PROBLEM:
Copy out the entries word for word, from the first line through the line containing "y-tick-label: 0 bbox=[49, 500, 60, 522]", including both ends.

[Source data]
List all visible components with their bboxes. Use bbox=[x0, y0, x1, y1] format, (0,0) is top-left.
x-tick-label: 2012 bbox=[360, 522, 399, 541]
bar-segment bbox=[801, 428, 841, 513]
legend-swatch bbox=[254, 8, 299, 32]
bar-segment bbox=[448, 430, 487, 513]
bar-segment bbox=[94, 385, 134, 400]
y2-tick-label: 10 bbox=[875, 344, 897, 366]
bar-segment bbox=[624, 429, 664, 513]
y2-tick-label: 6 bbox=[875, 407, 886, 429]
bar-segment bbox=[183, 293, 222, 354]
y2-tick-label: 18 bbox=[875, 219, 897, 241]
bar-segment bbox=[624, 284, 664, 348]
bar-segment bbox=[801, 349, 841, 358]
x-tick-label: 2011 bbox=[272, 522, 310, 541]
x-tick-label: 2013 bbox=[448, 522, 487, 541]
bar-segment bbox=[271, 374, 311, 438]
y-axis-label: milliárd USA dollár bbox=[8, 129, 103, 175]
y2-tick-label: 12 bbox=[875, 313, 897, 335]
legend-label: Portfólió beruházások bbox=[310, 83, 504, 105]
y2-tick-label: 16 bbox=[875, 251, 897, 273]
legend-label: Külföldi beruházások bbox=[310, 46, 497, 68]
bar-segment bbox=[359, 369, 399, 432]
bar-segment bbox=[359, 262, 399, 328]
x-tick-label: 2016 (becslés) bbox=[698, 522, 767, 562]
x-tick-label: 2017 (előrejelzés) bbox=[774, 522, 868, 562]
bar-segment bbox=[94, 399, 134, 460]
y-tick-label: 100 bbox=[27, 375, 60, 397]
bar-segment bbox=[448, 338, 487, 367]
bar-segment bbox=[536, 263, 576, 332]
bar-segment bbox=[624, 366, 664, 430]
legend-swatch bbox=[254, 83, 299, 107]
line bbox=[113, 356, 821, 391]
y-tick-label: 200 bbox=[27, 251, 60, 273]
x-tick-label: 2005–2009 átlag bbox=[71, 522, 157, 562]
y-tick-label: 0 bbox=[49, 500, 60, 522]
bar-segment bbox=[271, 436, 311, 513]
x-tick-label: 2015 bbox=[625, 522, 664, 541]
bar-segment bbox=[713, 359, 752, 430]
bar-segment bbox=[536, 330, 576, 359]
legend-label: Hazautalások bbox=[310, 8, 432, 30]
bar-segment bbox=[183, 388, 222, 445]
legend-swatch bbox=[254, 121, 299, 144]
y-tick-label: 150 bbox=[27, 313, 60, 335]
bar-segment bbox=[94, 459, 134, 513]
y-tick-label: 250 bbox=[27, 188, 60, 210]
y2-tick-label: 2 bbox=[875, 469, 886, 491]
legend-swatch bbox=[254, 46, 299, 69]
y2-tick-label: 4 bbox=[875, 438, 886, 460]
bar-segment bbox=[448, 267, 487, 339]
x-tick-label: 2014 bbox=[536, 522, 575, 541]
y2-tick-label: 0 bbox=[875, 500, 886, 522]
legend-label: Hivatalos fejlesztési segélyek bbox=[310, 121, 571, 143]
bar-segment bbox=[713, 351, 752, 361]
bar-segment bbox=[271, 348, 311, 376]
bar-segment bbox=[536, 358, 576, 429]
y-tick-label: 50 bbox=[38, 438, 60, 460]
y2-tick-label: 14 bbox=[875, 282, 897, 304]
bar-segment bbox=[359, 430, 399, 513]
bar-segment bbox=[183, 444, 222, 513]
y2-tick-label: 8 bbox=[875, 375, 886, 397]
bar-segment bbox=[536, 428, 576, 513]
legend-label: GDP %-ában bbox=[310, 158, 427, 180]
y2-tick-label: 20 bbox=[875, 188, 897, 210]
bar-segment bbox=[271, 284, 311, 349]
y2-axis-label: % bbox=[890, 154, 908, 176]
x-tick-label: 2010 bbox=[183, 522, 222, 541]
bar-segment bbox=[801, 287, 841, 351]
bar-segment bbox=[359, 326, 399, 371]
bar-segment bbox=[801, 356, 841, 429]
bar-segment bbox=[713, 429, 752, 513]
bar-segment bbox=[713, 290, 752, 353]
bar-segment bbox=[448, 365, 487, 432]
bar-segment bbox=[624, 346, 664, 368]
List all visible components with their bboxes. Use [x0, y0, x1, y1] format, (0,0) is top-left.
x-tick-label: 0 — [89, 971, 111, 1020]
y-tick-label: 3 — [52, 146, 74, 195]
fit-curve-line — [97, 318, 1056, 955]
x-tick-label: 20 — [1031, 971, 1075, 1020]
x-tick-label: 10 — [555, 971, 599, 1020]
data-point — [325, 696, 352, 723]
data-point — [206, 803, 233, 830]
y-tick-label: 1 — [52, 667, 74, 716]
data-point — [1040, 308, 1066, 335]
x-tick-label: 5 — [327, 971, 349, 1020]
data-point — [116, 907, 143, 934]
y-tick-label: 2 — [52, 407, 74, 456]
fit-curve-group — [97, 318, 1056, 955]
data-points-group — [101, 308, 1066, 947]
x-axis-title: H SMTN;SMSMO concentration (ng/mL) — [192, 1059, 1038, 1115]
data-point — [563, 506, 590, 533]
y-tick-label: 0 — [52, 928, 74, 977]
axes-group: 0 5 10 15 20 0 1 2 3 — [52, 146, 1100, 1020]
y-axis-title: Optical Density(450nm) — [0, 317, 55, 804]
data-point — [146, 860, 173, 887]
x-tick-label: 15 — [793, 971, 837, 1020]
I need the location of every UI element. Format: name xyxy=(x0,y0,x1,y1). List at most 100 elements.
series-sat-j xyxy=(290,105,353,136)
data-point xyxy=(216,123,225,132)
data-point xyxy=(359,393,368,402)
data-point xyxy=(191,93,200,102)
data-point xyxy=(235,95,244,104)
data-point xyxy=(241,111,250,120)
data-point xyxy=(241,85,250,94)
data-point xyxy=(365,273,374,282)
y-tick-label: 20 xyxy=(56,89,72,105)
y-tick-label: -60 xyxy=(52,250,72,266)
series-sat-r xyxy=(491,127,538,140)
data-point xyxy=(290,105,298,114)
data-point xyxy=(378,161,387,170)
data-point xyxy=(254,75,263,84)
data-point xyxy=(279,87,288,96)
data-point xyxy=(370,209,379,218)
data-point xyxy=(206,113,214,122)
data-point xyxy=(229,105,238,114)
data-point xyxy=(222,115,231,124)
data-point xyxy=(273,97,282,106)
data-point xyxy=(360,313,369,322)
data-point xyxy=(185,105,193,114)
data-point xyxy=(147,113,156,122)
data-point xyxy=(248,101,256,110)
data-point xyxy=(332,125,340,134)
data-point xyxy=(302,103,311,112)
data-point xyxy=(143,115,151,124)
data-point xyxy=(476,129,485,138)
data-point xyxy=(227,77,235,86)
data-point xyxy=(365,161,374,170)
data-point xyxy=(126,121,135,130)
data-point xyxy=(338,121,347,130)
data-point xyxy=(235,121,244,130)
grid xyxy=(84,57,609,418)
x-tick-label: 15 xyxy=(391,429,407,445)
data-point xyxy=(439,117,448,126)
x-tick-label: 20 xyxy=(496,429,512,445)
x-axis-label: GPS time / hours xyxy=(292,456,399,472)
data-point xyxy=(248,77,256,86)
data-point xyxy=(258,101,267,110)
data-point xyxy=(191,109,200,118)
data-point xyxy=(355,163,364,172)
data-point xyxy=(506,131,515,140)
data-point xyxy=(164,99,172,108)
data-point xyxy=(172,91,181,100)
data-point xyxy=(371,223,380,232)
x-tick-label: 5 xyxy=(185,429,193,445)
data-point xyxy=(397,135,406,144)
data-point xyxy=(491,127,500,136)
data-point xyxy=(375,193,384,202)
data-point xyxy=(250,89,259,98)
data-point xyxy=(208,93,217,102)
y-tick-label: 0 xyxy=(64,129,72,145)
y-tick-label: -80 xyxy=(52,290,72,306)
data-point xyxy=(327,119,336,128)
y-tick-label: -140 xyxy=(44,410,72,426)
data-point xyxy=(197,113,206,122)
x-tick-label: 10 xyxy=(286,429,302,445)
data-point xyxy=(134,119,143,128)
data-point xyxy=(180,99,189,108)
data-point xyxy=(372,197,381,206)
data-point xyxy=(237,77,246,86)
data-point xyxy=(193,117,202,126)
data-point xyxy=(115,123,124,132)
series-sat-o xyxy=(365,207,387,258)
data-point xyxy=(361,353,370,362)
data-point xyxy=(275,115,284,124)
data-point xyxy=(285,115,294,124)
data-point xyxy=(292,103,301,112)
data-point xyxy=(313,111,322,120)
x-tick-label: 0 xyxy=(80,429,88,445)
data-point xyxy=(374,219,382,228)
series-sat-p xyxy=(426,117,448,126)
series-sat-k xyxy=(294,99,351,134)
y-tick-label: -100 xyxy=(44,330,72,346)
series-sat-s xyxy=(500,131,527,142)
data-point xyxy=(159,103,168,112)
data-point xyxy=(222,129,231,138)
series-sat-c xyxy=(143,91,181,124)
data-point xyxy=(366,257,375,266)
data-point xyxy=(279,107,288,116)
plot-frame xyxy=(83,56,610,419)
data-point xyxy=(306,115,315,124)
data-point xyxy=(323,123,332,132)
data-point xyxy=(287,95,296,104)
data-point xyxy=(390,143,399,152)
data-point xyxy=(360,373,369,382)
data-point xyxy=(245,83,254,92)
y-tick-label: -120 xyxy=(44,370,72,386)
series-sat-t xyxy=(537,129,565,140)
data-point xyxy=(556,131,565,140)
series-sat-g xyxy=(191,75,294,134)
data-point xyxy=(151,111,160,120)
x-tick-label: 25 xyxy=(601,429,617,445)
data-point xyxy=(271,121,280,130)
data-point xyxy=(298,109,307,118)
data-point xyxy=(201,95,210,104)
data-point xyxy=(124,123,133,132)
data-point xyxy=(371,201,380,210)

WRITTEN SOLUTION:
List all visible components with their bboxes. Use bbox=[x0, y0, x1, y1] format, (0,0) is top-left.
x-tick-label: 2012 bbox=[360, 522, 399, 541]
bar-segment bbox=[801, 428, 841, 513]
legend-swatch bbox=[254, 8, 299, 32]
bar-segment bbox=[448, 430, 487, 513]
bar-segment bbox=[94, 385, 134, 400]
y2-tick-label: 10 bbox=[875, 344, 897, 366]
bar-segment bbox=[624, 429, 664, 513]
y2-tick-label: 6 bbox=[875, 407, 886, 429]
bar-segment bbox=[183, 293, 222, 354]
y2-tick-label: 18 bbox=[875, 219, 897, 241]
bar-segment bbox=[624, 284, 664, 348]
bar-segment bbox=[801, 349, 841, 358]
x-tick-label: 2011 bbox=[272, 522, 310, 541]
x-tick-label: 2013 bbox=[448, 522, 487, 541]
bar-segment bbox=[271, 374, 311, 438]
y-axis-label: milliárd USA dollár bbox=[8, 129, 103, 175]
y2-tick-label: 12 bbox=[875, 313, 897, 335]
legend-label: Portfólió beruházások bbox=[310, 83, 504, 105]
y2-tick-label: 16 bbox=[875, 251, 897, 273]
legend-label: Külföldi beruházások bbox=[310, 46, 497, 68]
bar-segment bbox=[359, 369, 399, 432]
bar-segment bbox=[359, 262, 399, 328]
x-tick-label: 2016 (becslés) bbox=[698, 522, 767, 562]
x-tick-label: 2017 (előrejelzés) bbox=[774, 522, 868, 562]
bar-segment bbox=[94, 399, 134, 460]
y-tick-label: 100 bbox=[27, 375, 60, 397]
bar-segment bbox=[448, 338, 487, 367]
bar-segment bbox=[536, 263, 576, 332]
bar-segment bbox=[624, 366, 664, 430]
legend-swatch bbox=[254, 83, 299, 107]
line bbox=[113, 356, 821, 391]
y-tick-label: 200 bbox=[27, 251, 60, 273]
x-tick-label: 2005–2009 átlag bbox=[71, 522, 157, 562]
y-tick-label: 0 bbox=[49, 500, 60, 522]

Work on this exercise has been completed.